# Exercise brief
Present the following data again exactly as it is shown.

Data items
____________________

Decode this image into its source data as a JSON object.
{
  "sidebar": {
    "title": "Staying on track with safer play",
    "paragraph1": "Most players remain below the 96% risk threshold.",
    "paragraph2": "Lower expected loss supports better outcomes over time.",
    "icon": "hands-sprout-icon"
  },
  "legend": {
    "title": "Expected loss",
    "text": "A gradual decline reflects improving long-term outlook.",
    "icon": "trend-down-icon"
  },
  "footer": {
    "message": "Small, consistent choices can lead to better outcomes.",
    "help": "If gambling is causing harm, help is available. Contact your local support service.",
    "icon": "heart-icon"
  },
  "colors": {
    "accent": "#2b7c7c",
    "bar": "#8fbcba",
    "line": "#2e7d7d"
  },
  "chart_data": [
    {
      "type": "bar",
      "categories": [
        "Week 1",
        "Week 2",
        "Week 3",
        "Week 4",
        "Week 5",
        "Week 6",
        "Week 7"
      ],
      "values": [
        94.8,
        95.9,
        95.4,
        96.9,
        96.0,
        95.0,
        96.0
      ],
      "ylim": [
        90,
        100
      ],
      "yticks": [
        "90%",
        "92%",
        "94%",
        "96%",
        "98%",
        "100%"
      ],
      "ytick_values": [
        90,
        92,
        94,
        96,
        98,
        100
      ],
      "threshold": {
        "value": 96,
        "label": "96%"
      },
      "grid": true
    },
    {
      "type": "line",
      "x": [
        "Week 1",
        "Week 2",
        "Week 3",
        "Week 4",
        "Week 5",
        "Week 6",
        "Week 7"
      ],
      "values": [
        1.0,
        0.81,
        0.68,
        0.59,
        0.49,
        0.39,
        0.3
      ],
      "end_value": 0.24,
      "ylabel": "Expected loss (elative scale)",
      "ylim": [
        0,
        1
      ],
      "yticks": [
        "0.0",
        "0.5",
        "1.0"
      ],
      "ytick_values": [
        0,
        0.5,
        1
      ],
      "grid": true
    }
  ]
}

____________________

# Solution
Decode this image into its source data as a JSON object.
{
  "sidebar": {
    "title": "Staying on track with safer play",
    "paragraph1": "Most players remain below the 96% risk threshold.",
    "paragraph2": "Lower expected loss supports better outcomes over time.",
    "icon": "hands-sprout-icon"
  },
  "legend": {
    "title": "Expected loss",
    "text": "A gradual decline reflects improving long-term outlook.",
    "icon": "trend-down-icon"
  },
  "footer": {
    "message": "Small, consistent choices can lead to better outcomes.",
    "help": "If gambling is causing harm, help is available. Contact your local support service.",
    "icon": "heart-icon"
  },
  "colors": {
    "accent": "#2b7c7c",
    "bar": "#8fbcba",
    "line": "#2e7d7d"
  },
  "chart_data": [
    {
      "type": "bar",
      "categories": [
        "Week 1",
        "Week 2",
        "Week 3",
        "Week 4",
        "Week 5",
        "Week 6",
        "Week 7"
      ],
      "values": [
        94.8,
        95.9,
        95.4,
        96.9,
        96.0,
        95.0,
        96.0
      ],
      "ylim": [
        90,
        100
      ],
      "yticks": [
        "90%",
        "92%",
        "94%",
        "96%",
        "98%",
        "100%"
      ],
      "ytick_values": [
        90,
        92,
        94,
        96,
        98,
        100
      ],
      "threshold": {
        "value": 96,
        "label": "96%"
      },
      "grid": true
    },
    {
      "type": "line",
      "x": [
        "Week 1",
        "Week 2",
        "Week 3",
        "Week 4",
        "Week 5",
        "Week 6",
        "Week 7"
      ],
      "values": [
        1.0,
        0.81,
        0.68,
        0.59,
        0.49,
        0.39,
        0.3
      ],
      "end_value": 0.24,
      "ylabel": "Expected loss (elative scale)",
      "ylim": [
        0,
        1
      ],
      "yticks": [
        "0.0",
        "0.5",
        "1.0"
      ],
      "ytick_values": [
        0,
        0.5,
        1
      ],
      "grid": true
    }
  ]
}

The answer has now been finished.